• [WHAT IS NEEDED]:
The records below must be copied in full; omit the images.

• [SUPPLIED MATERIAL]:

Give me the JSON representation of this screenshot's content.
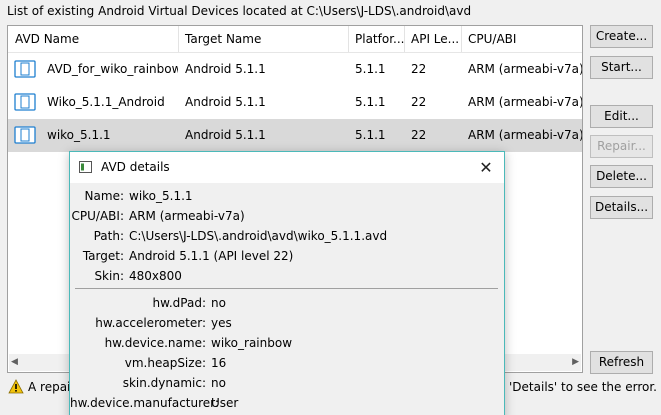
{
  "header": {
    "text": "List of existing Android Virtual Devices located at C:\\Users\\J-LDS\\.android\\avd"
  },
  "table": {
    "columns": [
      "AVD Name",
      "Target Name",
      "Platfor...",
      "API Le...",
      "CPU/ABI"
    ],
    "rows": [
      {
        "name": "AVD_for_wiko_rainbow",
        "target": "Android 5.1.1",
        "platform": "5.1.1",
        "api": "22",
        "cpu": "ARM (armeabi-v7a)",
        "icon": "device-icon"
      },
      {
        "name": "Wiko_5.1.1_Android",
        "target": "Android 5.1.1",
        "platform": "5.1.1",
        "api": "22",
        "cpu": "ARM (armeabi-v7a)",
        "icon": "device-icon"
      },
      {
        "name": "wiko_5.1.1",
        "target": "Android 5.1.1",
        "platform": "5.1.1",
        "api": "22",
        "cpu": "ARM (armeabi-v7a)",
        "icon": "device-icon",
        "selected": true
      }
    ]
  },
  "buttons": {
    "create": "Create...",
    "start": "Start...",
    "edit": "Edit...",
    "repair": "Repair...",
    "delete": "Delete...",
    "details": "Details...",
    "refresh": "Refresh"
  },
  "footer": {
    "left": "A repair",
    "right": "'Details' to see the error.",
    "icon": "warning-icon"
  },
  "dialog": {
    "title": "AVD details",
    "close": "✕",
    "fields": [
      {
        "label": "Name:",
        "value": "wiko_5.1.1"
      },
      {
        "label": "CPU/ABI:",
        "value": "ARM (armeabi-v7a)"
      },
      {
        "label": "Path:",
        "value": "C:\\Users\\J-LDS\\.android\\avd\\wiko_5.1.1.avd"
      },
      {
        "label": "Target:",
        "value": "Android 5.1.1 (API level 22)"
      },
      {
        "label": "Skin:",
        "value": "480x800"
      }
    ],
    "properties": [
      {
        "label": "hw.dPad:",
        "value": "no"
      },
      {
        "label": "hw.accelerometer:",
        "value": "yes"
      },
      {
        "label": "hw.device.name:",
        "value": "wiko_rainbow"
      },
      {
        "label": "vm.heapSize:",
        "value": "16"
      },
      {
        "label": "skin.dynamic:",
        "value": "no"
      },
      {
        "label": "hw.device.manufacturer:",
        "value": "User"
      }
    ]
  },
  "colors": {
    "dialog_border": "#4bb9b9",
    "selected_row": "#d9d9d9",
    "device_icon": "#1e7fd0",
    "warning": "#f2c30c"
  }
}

• [THE OUTPUT]:
Give me the JSON representation of this screenshot's content.
{
  "header": {
    "text": "List of existing Android Virtual Devices located at C:\\Users\\J-LDS\\.android\\avd"
  },
  "table": {
    "columns": [
      "AVD Name",
      "Target Name",
      "Platfor...",
      "API Le...",
      "CPU/ABI"
    ],
    "rows": [
      {
        "name": "AVD_for_wiko_rainbow",
        "target": "Android 5.1.1",
        "platform": "5.1.1",
        "api": "22",
        "cpu": "ARM (armeabi-v7a)",
        "icon": "device-icon"
      },
      {
        "name": "Wiko_5.1.1_Android",
        "target": "Android 5.1.1",
        "platform": "5.1.1",
        "api": "22",
        "cpu": "ARM (armeabi-v7a)",
        "icon": "device-icon"
      },
      {
        "name": "wiko_5.1.1",
        "target": "Android 5.1.1",
        "platform": "5.1.1",
        "api": "22",
        "cpu": "ARM (armeabi-v7a)",
        "icon": "device-icon",
        "selected": true
      }
    ]
  },
  "buttons": {
    "create": "Create...",
    "start": "Start...",
    "edit": "Edit...",
    "repair": "Repair...",
    "delete": "Delete...",
    "details": "Details...",
    "refresh": "Refresh"
  },
  "footer": {
    "left": "A repair",
    "right": "'Details' to see the error.",
    "icon": "warning-icon"
  },
  "dialog": {
    "title": "AVD details",
    "close": "✕",
    "fields": [
      {
        "label": "Name:",
        "value": "wiko_5.1.1"
      },
      {
        "label": "CPU/ABI:",
        "value": "ARM (armeabi-v7a)"
      },
      {
        "label": "Path:",
        "value": "C:\\Users\\J-LDS\\.android\\avd\\wiko_5.1.1.avd"
      },
      {
        "label": "Target:",
        "value": "Android 5.1.1 (API level 22)"
      },
      {
        "label": "Skin:",
        "value": "480x800"
      }
    ],
    "properties": [
      {
        "label": "hw.dPad:",
        "value": "no"
      },
      {
        "label": "hw.accelerometer:",
        "value": "yes"
      },
      {
        "label": "hw.device.name:",
        "value": "wiko_rainbow"
      },
      {
        "label": "vm.heapSize:",
        "value": "16"
      },
      {
        "label": "skin.dynamic:",
        "value": "no"
      },
      {
        "label": "hw.device.manufacturer:",
        "value": "User"
      }
    ]
  },
  "colors": {
    "dialog_border": "#4bb9b9",
    "selected_row": "#d9d9d9",
    "device_icon": "#1e7fd0",
    "warning": "#f2c30c"
  }
}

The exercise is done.